Copy every line of the items below word for word, leaving out the pictures.

Working data:
▶

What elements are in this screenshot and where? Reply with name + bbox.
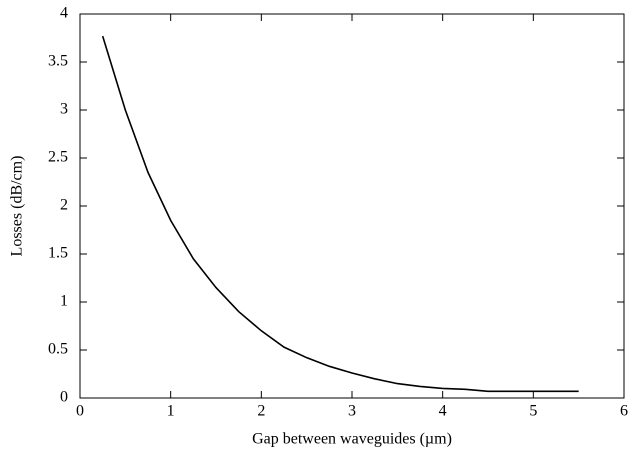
x-tick-label: 4 xyxy=(439,403,447,420)
y-tick-label: 2 xyxy=(60,197,68,214)
y-tick-label: 3.5 xyxy=(48,53,68,70)
x-axis-label: Gap between waveguides (µm) xyxy=(252,431,452,448)
plot-frame xyxy=(79,13,625,399)
y-tick-label: 0.5 xyxy=(48,341,68,358)
y-tick-label: 1.5 xyxy=(48,245,68,262)
x-tick-label: 6 xyxy=(620,403,628,420)
x-tick-label: 3 xyxy=(348,403,356,420)
x-tick-label: 0 xyxy=(76,403,84,420)
x-tick-label: 1 xyxy=(167,403,175,420)
y-axis-label: Losses (dB/cm) xyxy=(9,156,26,257)
y-tick-label: 2.5 xyxy=(48,149,68,166)
y-tick-label: 1 xyxy=(60,293,68,310)
x-tick-label: 2 xyxy=(257,403,265,420)
y-tick-label: 3 xyxy=(60,101,68,118)
data-line xyxy=(101,35,579,393)
y-tick-label: 4 xyxy=(60,5,68,22)
y-tick-label: 0 xyxy=(60,389,68,406)
x-tick-label: 5 xyxy=(529,403,537,420)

◀

The response:
What elements are in this screenshot and where? Reply with name + bbox.
x-tick-label: 4 xyxy=(439,403,447,420)
y-tick-label: 2 xyxy=(60,197,68,214)
y-tick-label: 3.5 xyxy=(48,53,68,70)
x-axis-label: Gap between waveguides (µm) xyxy=(252,431,452,448)
plot-frame xyxy=(79,13,625,399)
y-tick-label: 0.5 xyxy=(48,341,68,358)
y-tick-label: 1.5 xyxy=(48,245,68,262)
x-tick-label: 6 xyxy=(620,403,628,420)
x-tick-label: 3 xyxy=(348,403,356,420)
x-tick-label: 0 xyxy=(76,403,84,420)
x-tick-label: 1 xyxy=(167,403,175,420)
y-axis-label: Losses (dB/cm) xyxy=(9,156,26,257)
y-tick-label: 2.5 xyxy=(48,149,68,166)
y-tick-label: 1 xyxy=(60,293,68,310)
x-tick-label: 2 xyxy=(257,403,265,420)
y-tick-label: 3 xyxy=(60,101,68,118)
data-line xyxy=(101,35,579,393)
y-tick-label: 4 xyxy=(60,5,68,22)
y-tick-label: 0 xyxy=(60,389,68,406)
x-tick-label: 5 xyxy=(529,403,537,420)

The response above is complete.